[Stored entries]
++++++++++++++++++++

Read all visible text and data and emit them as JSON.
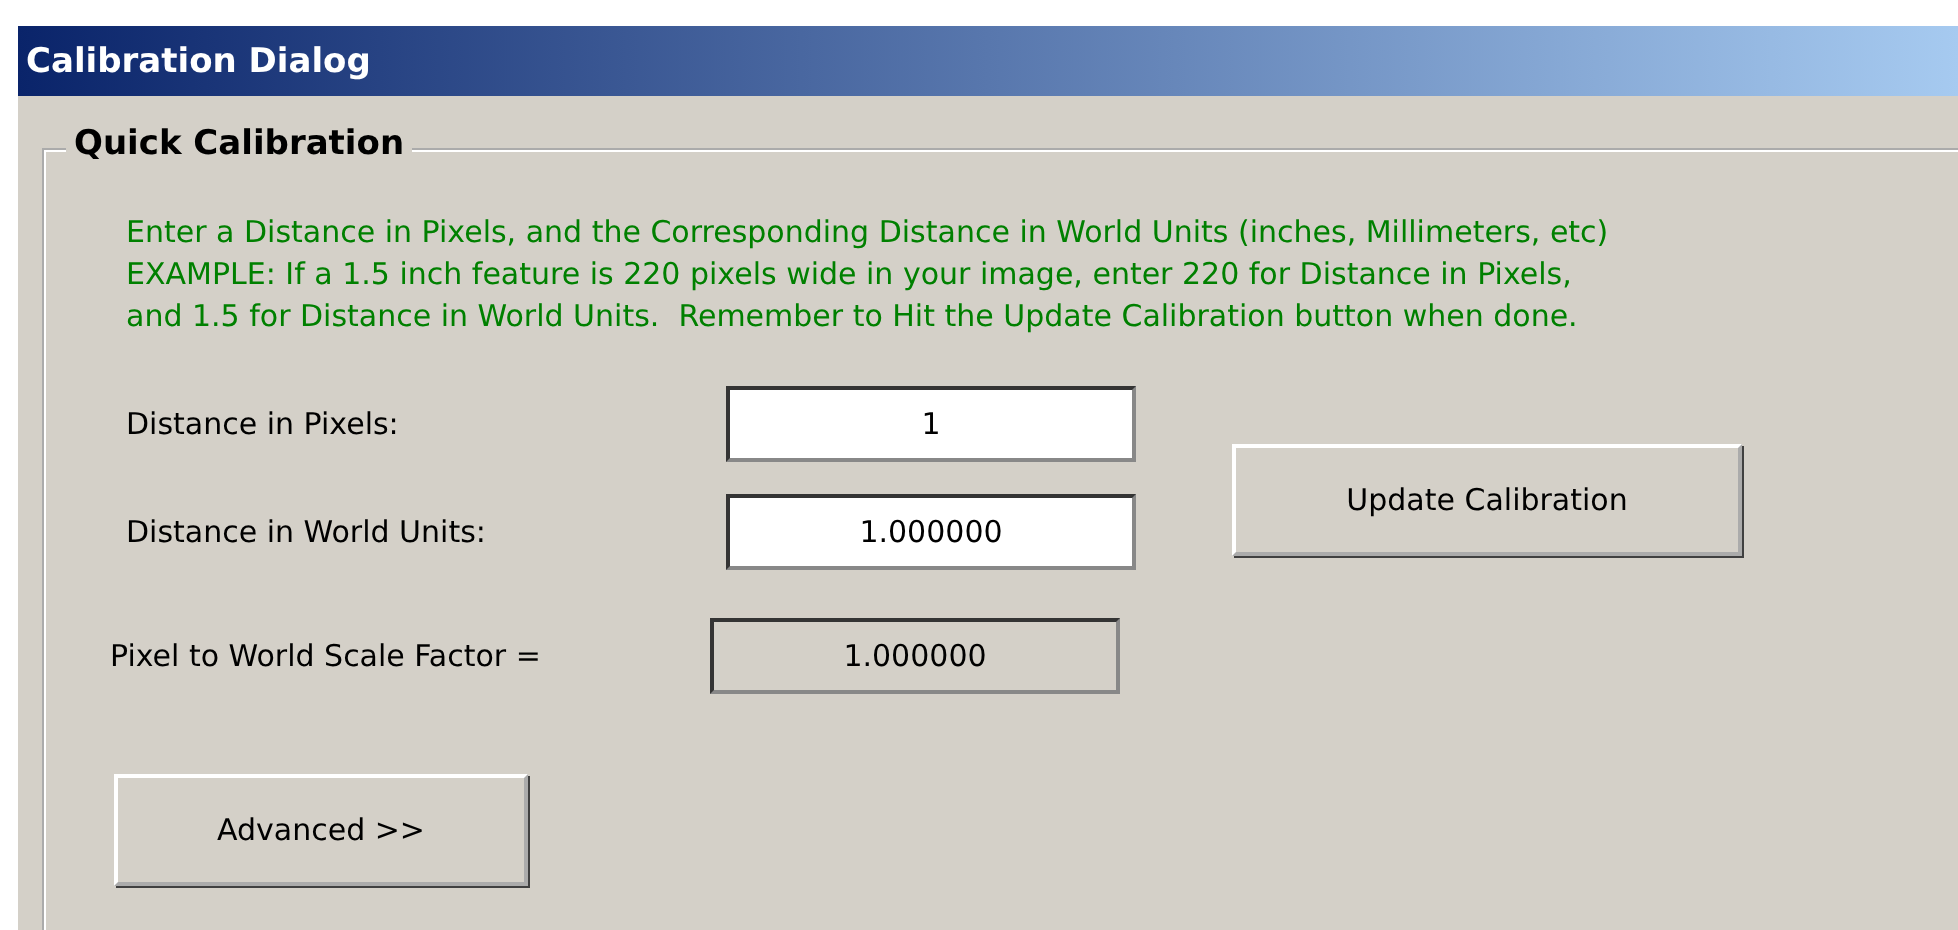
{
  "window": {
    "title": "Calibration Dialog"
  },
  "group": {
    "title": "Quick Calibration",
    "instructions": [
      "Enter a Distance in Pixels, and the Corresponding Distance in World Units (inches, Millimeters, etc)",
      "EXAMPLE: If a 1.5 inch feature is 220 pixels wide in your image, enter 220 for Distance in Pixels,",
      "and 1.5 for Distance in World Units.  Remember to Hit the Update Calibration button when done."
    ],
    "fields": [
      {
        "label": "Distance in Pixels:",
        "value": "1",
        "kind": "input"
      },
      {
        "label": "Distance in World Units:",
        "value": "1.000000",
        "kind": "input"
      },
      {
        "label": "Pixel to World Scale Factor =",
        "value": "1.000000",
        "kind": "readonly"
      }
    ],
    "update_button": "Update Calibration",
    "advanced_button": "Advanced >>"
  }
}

++++++++++++++++++++

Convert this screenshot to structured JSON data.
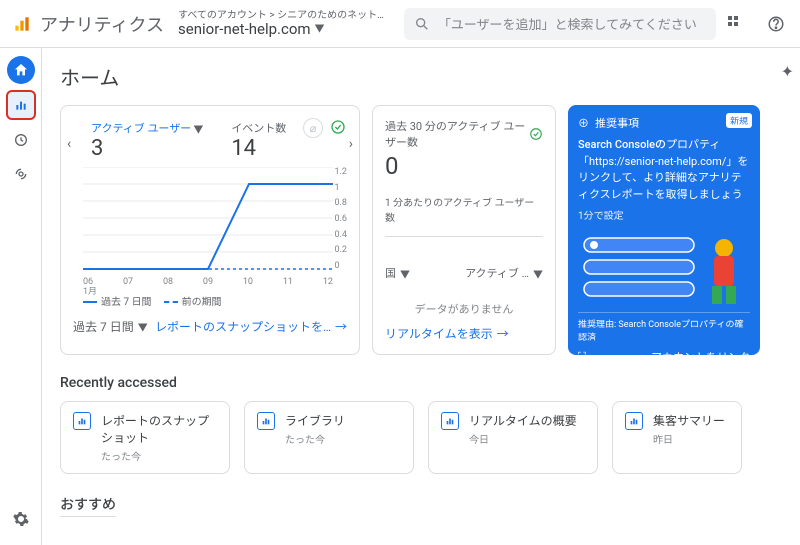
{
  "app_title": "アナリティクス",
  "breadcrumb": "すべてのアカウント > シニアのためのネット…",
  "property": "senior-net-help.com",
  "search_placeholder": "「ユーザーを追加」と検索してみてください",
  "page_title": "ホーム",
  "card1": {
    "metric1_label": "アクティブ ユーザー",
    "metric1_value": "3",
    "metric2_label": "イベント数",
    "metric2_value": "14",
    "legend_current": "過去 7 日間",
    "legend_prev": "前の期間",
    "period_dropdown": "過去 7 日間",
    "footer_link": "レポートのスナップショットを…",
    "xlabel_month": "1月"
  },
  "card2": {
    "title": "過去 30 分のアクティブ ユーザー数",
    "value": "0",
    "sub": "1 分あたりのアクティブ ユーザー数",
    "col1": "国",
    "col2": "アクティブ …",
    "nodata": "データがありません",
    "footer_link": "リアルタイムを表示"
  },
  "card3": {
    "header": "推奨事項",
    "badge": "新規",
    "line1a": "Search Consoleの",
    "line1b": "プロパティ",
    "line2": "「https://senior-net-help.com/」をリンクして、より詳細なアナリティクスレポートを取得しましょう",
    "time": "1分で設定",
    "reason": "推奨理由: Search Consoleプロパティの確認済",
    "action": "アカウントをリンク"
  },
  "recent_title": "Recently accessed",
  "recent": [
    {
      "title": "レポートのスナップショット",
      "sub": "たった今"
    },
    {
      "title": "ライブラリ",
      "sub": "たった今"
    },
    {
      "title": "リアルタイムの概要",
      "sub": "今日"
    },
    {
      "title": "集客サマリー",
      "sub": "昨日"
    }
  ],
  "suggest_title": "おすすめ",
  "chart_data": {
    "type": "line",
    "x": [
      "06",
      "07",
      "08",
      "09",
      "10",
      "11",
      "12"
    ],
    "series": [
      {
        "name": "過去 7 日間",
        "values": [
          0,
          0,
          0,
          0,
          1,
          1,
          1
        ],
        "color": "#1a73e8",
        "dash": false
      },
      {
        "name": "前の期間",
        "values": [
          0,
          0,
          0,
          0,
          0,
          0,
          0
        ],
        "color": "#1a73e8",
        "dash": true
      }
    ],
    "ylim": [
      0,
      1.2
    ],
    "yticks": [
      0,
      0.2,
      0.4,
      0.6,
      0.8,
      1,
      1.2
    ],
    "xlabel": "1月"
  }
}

++++++++++++++++++++

* _WRITTEN EXERCISE_:
Search the data for the string "Distance" and copy each line where it appears.

* _ANSWER TO THIS PROBLEM_:
      "Enter a Distance in Pixels, and the Corresponding Distance in World Units (inches, Millimeters, etc)",
      "EXAMPLE: If a 1.5 inch feature is 220 pixels wide in your image, enter 220 for Distance in Pixels,",
      "and 1.5 for Distance in World Units.  Remember to Hit the Update Calibration button when done."
        "label": "Distance in Pixels:",
        "label": "Distance in World Units:",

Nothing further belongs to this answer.